* What this task involves
Repeat, line for line, the entries printed below.

====

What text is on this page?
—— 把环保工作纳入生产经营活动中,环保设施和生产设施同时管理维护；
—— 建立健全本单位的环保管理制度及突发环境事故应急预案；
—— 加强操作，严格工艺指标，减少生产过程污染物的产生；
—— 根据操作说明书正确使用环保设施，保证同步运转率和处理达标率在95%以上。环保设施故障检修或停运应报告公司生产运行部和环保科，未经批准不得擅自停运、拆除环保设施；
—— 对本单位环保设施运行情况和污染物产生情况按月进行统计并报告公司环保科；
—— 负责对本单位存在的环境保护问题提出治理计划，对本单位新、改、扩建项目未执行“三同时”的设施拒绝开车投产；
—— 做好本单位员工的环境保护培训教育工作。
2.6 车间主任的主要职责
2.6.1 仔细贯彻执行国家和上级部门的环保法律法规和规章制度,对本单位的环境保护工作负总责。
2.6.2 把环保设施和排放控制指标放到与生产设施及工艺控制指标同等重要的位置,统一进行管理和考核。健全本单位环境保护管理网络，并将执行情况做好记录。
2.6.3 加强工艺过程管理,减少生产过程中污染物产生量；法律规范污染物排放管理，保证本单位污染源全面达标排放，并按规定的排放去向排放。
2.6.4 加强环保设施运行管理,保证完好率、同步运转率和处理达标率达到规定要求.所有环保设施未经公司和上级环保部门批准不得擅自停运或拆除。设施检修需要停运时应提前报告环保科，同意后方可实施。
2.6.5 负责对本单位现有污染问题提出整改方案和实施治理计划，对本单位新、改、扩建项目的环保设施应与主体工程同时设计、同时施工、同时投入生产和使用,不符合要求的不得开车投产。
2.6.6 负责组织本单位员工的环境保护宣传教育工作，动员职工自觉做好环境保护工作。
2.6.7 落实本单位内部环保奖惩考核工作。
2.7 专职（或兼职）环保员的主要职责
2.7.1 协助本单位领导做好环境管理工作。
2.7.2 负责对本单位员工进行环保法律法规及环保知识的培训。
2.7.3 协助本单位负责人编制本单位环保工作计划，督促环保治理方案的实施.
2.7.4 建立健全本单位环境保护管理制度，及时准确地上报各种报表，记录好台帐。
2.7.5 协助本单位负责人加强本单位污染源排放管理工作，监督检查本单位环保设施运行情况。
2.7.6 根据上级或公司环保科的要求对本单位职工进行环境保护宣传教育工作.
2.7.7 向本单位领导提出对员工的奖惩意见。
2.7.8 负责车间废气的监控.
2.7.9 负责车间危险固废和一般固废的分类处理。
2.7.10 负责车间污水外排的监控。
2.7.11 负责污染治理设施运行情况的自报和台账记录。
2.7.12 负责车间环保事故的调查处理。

====

* Task solution
What text is on this page?
—— 把环保工作纳入生产经营活动中,环保设施和生产设施同时管理维护；
—— 建立健全本单位的环保管理制度及突发环境事故应急预案；
—— 加强操作，严格工艺指标，减少生产过程污染物的产生；
—— 根据操作说明书正确使用环保设施，保证同步运转率和处理达标率在95%以上。环保设施故障检修或停运应报告公司生产运行部和环保科，未经批准不得擅自停运、拆除环保设施；
—— 对本单位环保设施运行情况和污染物产生情况按月进行统计并报告公司环保科；
—— 负责对本单位存在的环境保护问题提出治理计划，对本单位新、改、扩建项目未执行“三同时”的设施拒绝开车投产；
—— 做好本单位员工的环境保护培训教育工作。
2.6 车间主任的主要职责
2.6.1 仔细贯彻执行国家和上级部门的环保法律法规和规章制度,对本单位的环境保护工作负总责。
2.6.2 把环保设施和排放控制指标放到与生产设施及工艺控制指标同等重要的位置,统一进行管理和考核。健全本单位环境保护管理网络，并将执行情况做好记录。
2.6.3 加强工艺过程管理,减少生产过程中污染物产生量；法律规范污染物排放管理，保证本单位污染源全面达标排放，并按规定的排放去向排放。
2.6.4 加强环保设施运行管理,保证完好率、同步运转率和处理达标率达到规定要求.所有环保设施未经公司和上级环保部门批准不得擅自停运或拆除。设施检修需要停运时应提前报告环保科，同意后方可实施。
2.6.5 负责对本单位现有污染问题提出整改方案和实施治理计划，对本单位新、改、扩建项目的环保设施应与主体工程同时设计、同时施工、同时投入生产和使用,不符合要求的不得开车投产。
2.6.6 负责组织本单位员工的环境保护宣传教育工作，动员职工自觉做好环境保护工作。
2.6.7 落实本单位内部环保奖惩考核工作。
2.7 专职（或兼职）环保员的主要职责
2.7.1 协助本单位领导做好环境管理工作。
2.7.2 负责对本单位员工进行环保法律法规及环保知识的培训。
2.7.3 协助本单位负责人编制本单位环保工作计划，督促环保治理方案的实施.
2.7.4 建立健全本单位环境保护管理制度，及时准确地上报各种报表，记录好台帐。
2.7.5 协助本单位负责人加强本单位污染源排放管理工作，监督检查本单位环保设施运行情况。
2.7.6 根据上级或公司环保科的要求对本单位职工进行环境保护宣传教育工作.
2.7.7 向本单位领导提出对员工的奖惩意见。
2.7.8 负责车间废气的监控.
2.7.9 负责车间危险固废和一般固废的分类处理。
2.7.10 负责车间污水外排的监控。
2.7.11 负责污染治理设施运行情况的自报和台账记录。
2.7.12 负责车间环保事故的调查处理。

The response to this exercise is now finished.